TASK OBJECTIVE
Give the number of lines in the records below that include "title". Reply with that number alone.

[Rows from a figure dataset]
=====
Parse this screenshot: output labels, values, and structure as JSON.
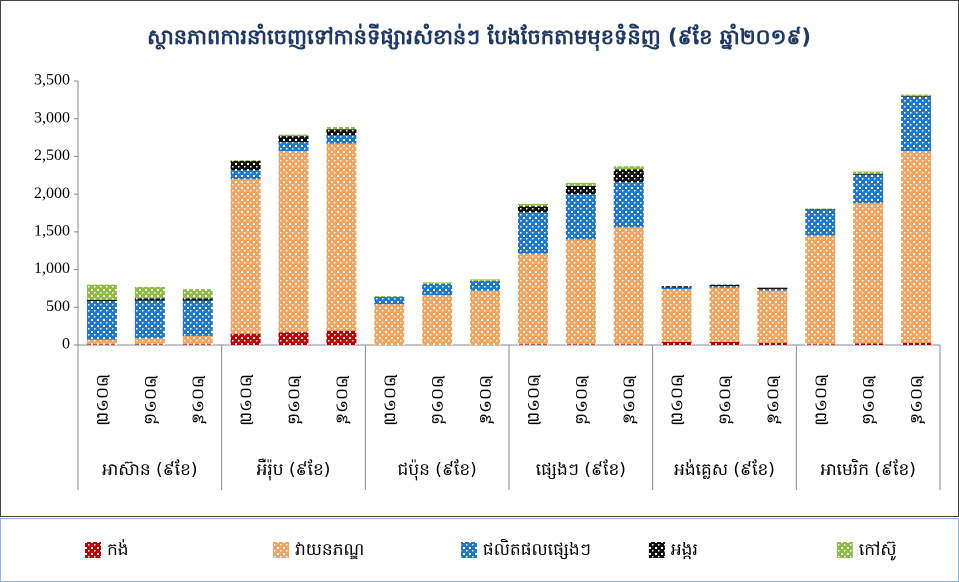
{
  "chart_data": {
    "type": "stacked_bar",
    "title": "ស្ថានភាពការនាំចេញទៅកាន់ទីផ្សារសំខាន់ៗ បែងចែកតាមមុខទំនិញ (៩ខែ ឆ្នាំ២០១៩)",
    "categories": [
      "២០១៧",
      "២០១៨",
      "២០១៩",
      "២០១៧",
      "២០១៨",
      "២០១៩",
      "២០១៧",
      "២០១៨",
      "២០១៩",
      "២០១៧",
      "២០១៨",
      "២០១៩",
      "២០១៧",
      "២០១៨",
      "២០១៩",
      "២០១៧",
      "២០១៨",
      "២០១៩"
    ],
    "groups": [
      "អាស៊ាន (៩ខែ)",
      "អឺរ៉ុប (៩ខែ)",
      "ជប៉ុន (៩ខែ)",
      "ផ្សេងៗ (៩ខែ)",
      "អង់គ្លេស (៩ខែ)",
      "អាមេរិក (៩ខែ)"
    ],
    "series": [
      {
        "name": "កង់",
        "color": "#c00000",
        "values": [
          10,
          10,
          10,
          150,
          170,
          190,
          0,
          0,
          0,
          10,
          10,
          10,
          40,
          40,
          30,
          10,
          20,
          30
        ]
      },
      {
        "name": "វាយនភណ្ឌ",
        "color": "#f4a460",
        "values": [
          60,
          80,
          110,
          2050,
          2400,
          2480,
          540,
          660,
          720,
          1200,
          1390,
          1550,
          700,
          720,
          690,
          1440,
          1860,
          2540
        ]
      },
      {
        "name": "ផលិតផលផ្សេងៗ",
        "color": "#1f77d0",
        "values": [
          510,
          500,
          470,
          120,
          120,
          110,
          100,
          150,
          130,
          550,
          600,
          600,
          20,
          20,
          20,
          340,
          380,
          720
        ]
      },
      {
        "name": "អង្ករ",
        "color": "#111111",
        "values": [
          20,
          30,
          30,
          120,
          80,
          80,
          0,
          0,
          0,
          80,
          110,
          170,
          20,
          20,
          20,
          10,
          10,
          10
        ]
      },
      {
        "name": "កៅស៊ូ",
        "color": "#8fbc45",
        "values": [
          200,
          150,
          120,
          10,
          20,
          30,
          10,
          20,
          20,
          30,
          40,
          40,
          0,
          0,
          0,
          10,
          30,
          20
        ]
      }
    ],
    "ylim": [
      0,
      3500
    ],
    "yticks": [
      0,
      500,
      {
        "value": 1000,
        "label": "1,000"
      },
      {
        "value": 1500,
        "label": "1,500"
      },
      {
        "value": 2000,
        "label": "2,000"
      },
      {
        "value": 2500,
        "label": "2,500"
      },
      {
        "value": 3000,
        "label": "3,000"
      },
      {
        "value": 3500,
        "label": "3,500"
      }
    ],
    "legend": "bottom"
  }
}
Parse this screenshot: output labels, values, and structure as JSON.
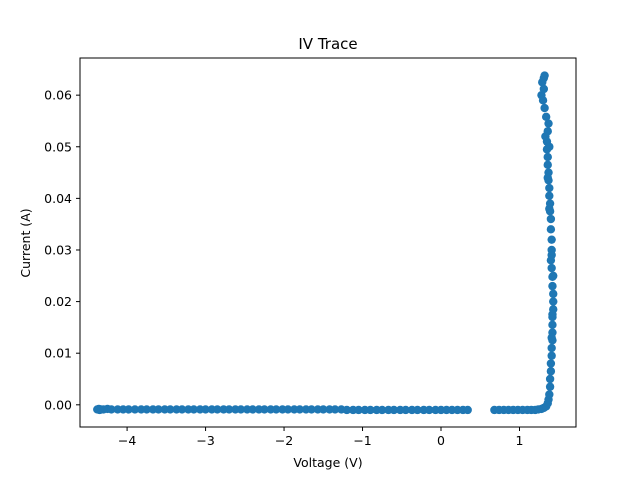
{
  "chart_data": {
    "type": "scatter",
    "title": "IV Trace",
    "xlabel": "Voltage (V)",
    "ylabel": "Current (A)",
    "xlim": [
      -4.6,
      1.72
    ],
    "ylim": [
      -0.0043,
      0.0672
    ],
    "grid": false,
    "legend": "none",
    "marker_color": "#1f77b4",
    "x_ticks": [
      -4,
      -3,
      -2,
      -1,
      0,
      1
    ],
    "x_tick_labels": [
      "−4",
      "−3",
      "−2",
      "−1",
      "0",
      "1"
    ],
    "y_ticks": [
      0.0,
      0.01,
      0.02,
      0.03,
      0.04,
      0.05,
      0.06
    ],
    "y_tick_labels": [
      "0.00",
      "0.01",
      "0.02",
      "0.03",
      "0.04",
      "0.05",
      "0.06"
    ],
    "series": [
      {
        "name": "IV",
        "points": [
          [
            -4.38,
            -0.0009
          ],
          [
            -4.36,
            -0.0008
          ],
          [
            -4.35,
            -0.001
          ],
          [
            -4.33,
            -0.0009
          ],
          [
            -4.3,
            -0.0009
          ],
          [
            -4.25,
            -0.0008
          ],
          [
            -4.2,
            -0.0009
          ],
          [
            -4.12,
            -0.0009
          ],
          [
            -4.05,
            -0.0009
          ],
          [
            -3.98,
            -0.0009
          ],
          [
            -3.9,
            -0.0009
          ],
          [
            -3.82,
            -0.0009
          ],
          [
            -3.75,
            -0.0009
          ],
          [
            -3.67,
            -0.0009
          ],
          [
            -3.6,
            -0.0009
          ],
          [
            -3.52,
            -0.0009
          ],
          [
            -3.45,
            -0.0009
          ],
          [
            -3.37,
            -0.0009
          ],
          [
            -3.3,
            -0.0009
          ],
          [
            -3.22,
            -0.0009
          ],
          [
            -3.15,
            -0.0009
          ],
          [
            -3.07,
            -0.0009
          ],
          [
            -3.0,
            -0.0009
          ],
          [
            -2.92,
            -0.0009
          ],
          [
            -2.85,
            -0.0009
          ],
          [
            -2.77,
            -0.0009
          ],
          [
            -2.7,
            -0.0009
          ],
          [
            -2.62,
            -0.0009
          ],
          [
            -2.55,
            -0.0009
          ],
          [
            -2.47,
            -0.0009
          ],
          [
            -2.4,
            -0.0009
          ],
          [
            -2.32,
            -0.0009
          ],
          [
            -2.25,
            -0.0009
          ],
          [
            -2.17,
            -0.0009
          ],
          [
            -2.1,
            -0.0009
          ],
          [
            -2.02,
            -0.0009
          ],
          [
            -1.95,
            -0.0009
          ],
          [
            -1.87,
            -0.0009
          ],
          [
            -1.8,
            -0.0009
          ],
          [
            -1.72,
            -0.0009
          ],
          [
            -1.65,
            -0.0009
          ],
          [
            -1.57,
            -0.0009
          ],
          [
            -1.5,
            -0.0009
          ],
          [
            -1.42,
            -0.0009
          ],
          [
            -1.35,
            -0.0009
          ],
          [
            -1.27,
            -0.0009
          ],
          [
            -1.2,
            -0.001
          ],
          [
            -1.12,
            -0.001
          ],
          [
            -1.05,
            -0.001
          ],
          [
            -0.97,
            -0.001
          ],
          [
            -0.9,
            -0.001
          ],
          [
            -0.82,
            -0.001
          ],
          [
            -0.75,
            -0.001
          ],
          [
            -0.67,
            -0.001
          ],
          [
            -0.6,
            -0.001
          ],
          [
            -0.52,
            -0.001
          ],
          [
            -0.45,
            -0.001
          ],
          [
            -0.37,
            -0.001
          ],
          [
            -0.3,
            -0.001
          ],
          [
            -0.22,
            -0.001
          ],
          [
            -0.15,
            -0.001
          ],
          [
            -0.07,
            -0.001
          ],
          [
            0.0,
            -0.001
          ],
          [
            0.07,
            -0.001
          ],
          [
            0.14,
            -0.001
          ],
          [
            0.21,
            -0.001
          ],
          [
            0.28,
            -0.001
          ],
          [
            0.34,
            -0.001
          ],
          [
            0.68,
            -0.001
          ],
          [
            0.74,
            -0.001
          ],
          [
            0.8,
            -0.001
          ],
          [
            0.86,
            -0.001
          ],
          [
            0.92,
            -0.001
          ],
          [
            0.98,
            -0.001
          ],
          [
            1.04,
            -0.001
          ],
          [
            1.1,
            -0.001
          ],
          [
            1.15,
            -0.001
          ],
          [
            1.2,
            -0.001
          ],
          [
            1.24,
            -0.0009
          ],
          [
            1.28,
            -0.0008
          ],
          [
            1.31,
            -0.0006
          ],
          [
            1.34,
            -0.0003
          ],
          [
            1.36,
            0.0003
          ],
          [
            1.37,
            0.001
          ],
          [
            1.38,
            0.002
          ],
          [
            1.39,
            0.0035
          ],
          [
            1.39,
            0.005
          ],
          [
            1.4,
            0.0065
          ],
          [
            1.4,
            0.008
          ],
          [
            1.41,
            0.0095
          ],
          [
            1.41,
            0.011
          ],
          [
            1.42,
            0.0125
          ],
          [
            1.42,
            0.014
          ],
          [
            1.42,
            0.0155
          ],
          [
            1.42,
            0.017
          ],
          [
            1.43,
            0.0185
          ],
          [
            1.43,
            0.02
          ],
          [
            1.43,
            0.0215
          ],
          [
            1.42,
            0.023
          ],
          [
            1.42,
            0.0248
          ],
          [
            1.41,
            0.0265
          ],
          [
            1.4,
            0.028
          ],
          [
            1.41,
            0.03
          ],
          [
            1.41,
            0.032
          ],
          [
            1.4,
            0.034
          ],
          [
            1.4,
            0.036
          ],
          [
            1.39,
            0.0375
          ],
          [
            1.39,
            0.039
          ],
          [
            1.38,
            0.0405
          ],
          [
            1.38,
            0.042
          ],
          [
            1.37,
            0.0435
          ],
          [
            1.37,
            0.045
          ],
          [
            1.36,
            0.0465
          ],
          [
            1.36,
            0.048
          ],
          [
            1.35,
            0.0495
          ],
          [
            1.35,
            0.051
          ],
          [
            1.36,
            0.053
          ],
          [
            1.37,
            0.0545
          ],
          [
            1.34,
            0.0558
          ],
          [
            1.32,
            0.0575
          ],
          [
            1.3,
            0.059
          ],
          [
            1.28,
            0.06
          ],
          [
            1.31,
            0.0612
          ],
          [
            1.29,
            0.0625
          ],
          [
            1.31,
            0.0633
          ],
          [
            1.32,
            0.0638
          ],
          [
            1.33,
            0.052
          ],
          [
            1.38,
            0.05
          ],
          [
            1.36,
            0.044
          ],
          [
            1.38,
            0.038
          ],
          [
            1.41,
            0.029
          ],
          [
            1.43,
            0.025
          ],
          [
            1.42,
            0.0175
          ],
          [
            1.41,
            0.013
          ]
        ]
      }
    ]
  }
}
=====
ANSWER TO THE EXERCISE
2